_Brief_
The listing below must be repeated word for word, with its images excluded.

Figure dataset records:
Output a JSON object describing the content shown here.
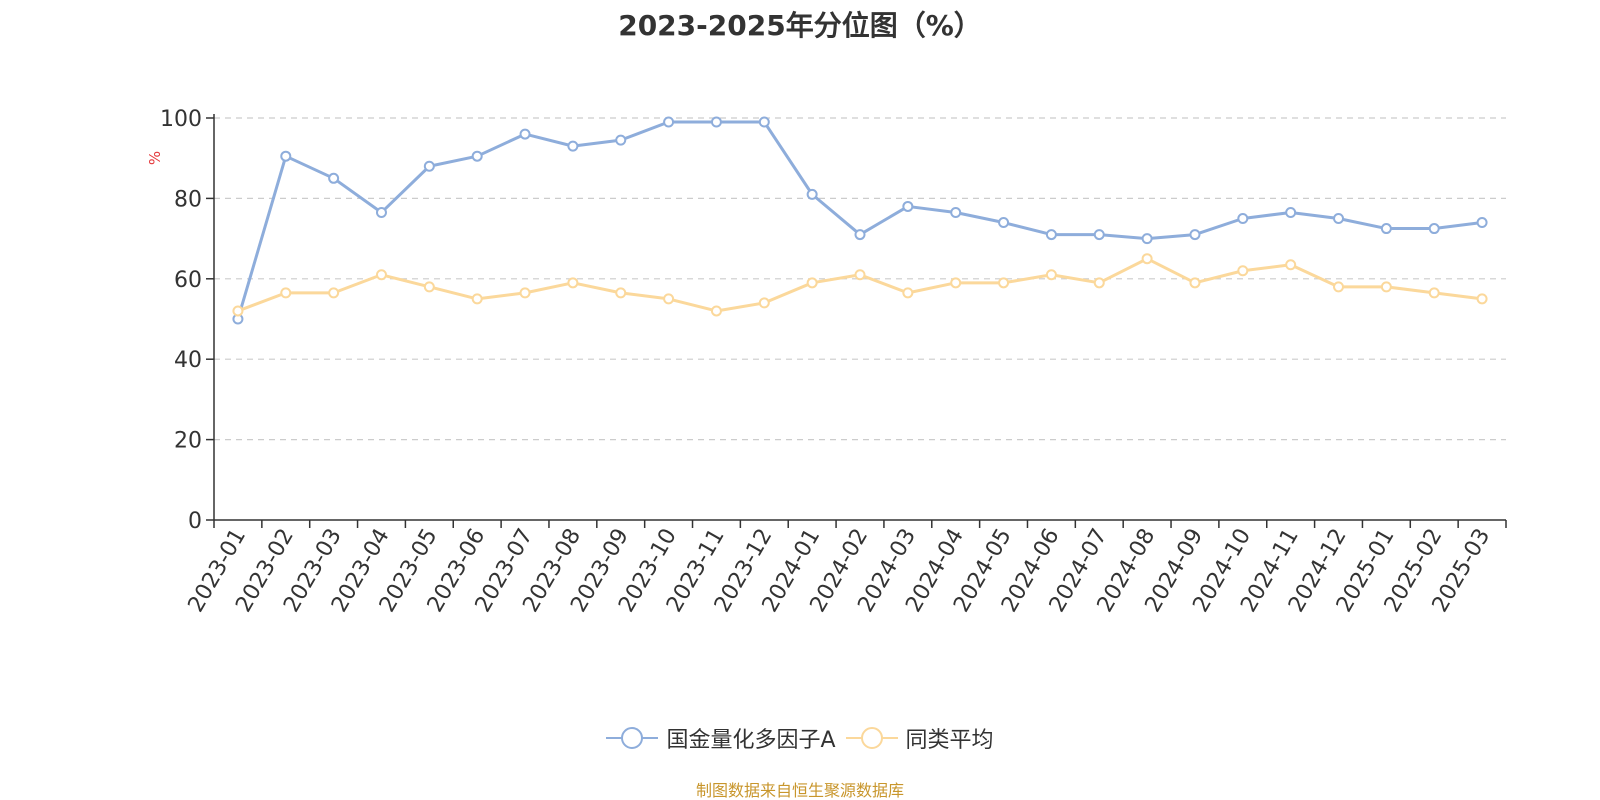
{
  "chart_data": {
    "type": "line",
    "title": "2023-2025年分位图（%）",
    "xlabel": "",
    "ylabel": "%",
    "ylim": [
      0,
      100
    ],
    "yticks": [
      0,
      20,
      40,
      60,
      80,
      100
    ],
    "grid": "horizontal dashed",
    "legend_position": "bottom-center",
    "categories": [
      "2023-01",
      "2023-02",
      "2023-03",
      "2023-04",
      "2023-05",
      "2023-06",
      "2023-07",
      "2023-08",
      "2023-09",
      "2023-10",
      "2023-11",
      "2023-12",
      "2024-01",
      "2024-02",
      "2024-03",
      "2024-04",
      "2024-05",
      "2024-06",
      "2024-07",
      "2024-08",
      "2024-09",
      "2024-10",
      "2024-11",
      "2024-12",
      "2025-01",
      "2025-02",
      "2025-03"
    ],
    "series": [
      {
        "name": "国金量化多因子A",
        "color": "#8EADDB",
        "values": [
          50.0,
          90.5,
          85.0,
          76.5,
          88.0,
          90.5,
          96.0,
          93.0,
          94.5,
          99.0,
          99.0,
          99.0,
          81.0,
          71.0,
          78.0,
          76.5,
          74.0,
          71.0,
          71.0,
          70.0,
          71.0,
          75.0,
          76.5,
          75.0,
          72.5,
          72.5,
          74.0
        ]
      },
      {
        "name": "同类平均",
        "color": "#FBD89B",
        "values": [
          52.0,
          56.5,
          56.5,
          61.0,
          58.0,
          55.0,
          56.5,
          59.0,
          56.5,
          55.0,
          52.0,
          54.0,
          59.0,
          61.0,
          56.5,
          59.0,
          59.0,
          61.0,
          59.0,
          65.0,
          59.0,
          62.0,
          63.5,
          58.0,
          58.0,
          56.5,
          55.0
        ]
      }
    ]
  },
  "source_note": "制图数据来自恒生聚源数据库",
  "colors": {
    "title": "#333333",
    "axis": "#333333",
    "tick_label": "#333333",
    "ylabel": "#E4393C",
    "grid": "#CCCCCC",
    "source_note": "#C8962C"
  }
}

_Exercise solution_
Output a JSON object describing the content shown here.
{
  "chart_data": {
    "type": "line",
    "title": "2023-2025年分位图（%）",
    "xlabel": "",
    "ylabel": "%",
    "ylim": [
      0,
      100
    ],
    "yticks": [
      0,
      20,
      40,
      60,
      80,
      100
    ],
    "grid": "horizontal dashed",
    "legend_position": "bottom-center",
    "categories": [
      "2023-01",
      "2023-02",
      "2023-03",
      "2023-04",
      "2023-05",
      "2023-06",
      "2023-07",
      "2023-08",
      "2023-09",
      "2023-10",
      "2023-11",
      "2023-12",
      "2024-01",
      "2024-02",
      "2024-03",
      "2024-04",
      "2024-05",
      "2024-06",
      "2024-07",
      "2024-08",
      "2024-09",
      "2024-10",
      "2024-11",
      "2024-12",
      "2025-01",
      "2025-02",
      "2025-03"
    ],
    "series": [
      {
        "name": "国金量化多因子A",
        "color": "#8EADDB",
        "values": [
          50.0,
          90.5,
          85.0,
          76.5,
          88.0,
          90.5,
          96.0,
          93.0,
          94.5,
          99.0,
          99.0,
          99.0,
          81.0,
          71.0,
          78.0,
          76.5,
          74.0,
          71.0,
          71.0,
          70.0,
          71.0,
          75.0,
          76.5,
          75.0,
          72.5,
          72.5,
          74.0
        ]
      },
      {
        "name": "同类平均",
        "color": "#FBD89B",
        "values": [
          52.0,
          56.5,
          56.5,
          61.0,
          58.0,
          55.0,
          56.5,
          59.0,
          56.5,
          55.0,
          52.0,
          54.0,
          59.0,
          61.0,
          56.5,
          59.0,
          59.0,
          61.0,
          59.0,
          65.0,
          59.0,
          62.0,
          63.5,
          58.0,
          58.0,
          56.5,
          55.0
        ]
      }
    ]
  },
  "source_note": "制图数据来自恒生聚源数据库",
  "colors": {
    "title": "#333333",
    "axis": "#333333",
    "tick_label": "#333333",
    "ylabel": "#E4393C",
    "grid": "#CCCCCC",
    "source_note": "#C8962C"
  }
}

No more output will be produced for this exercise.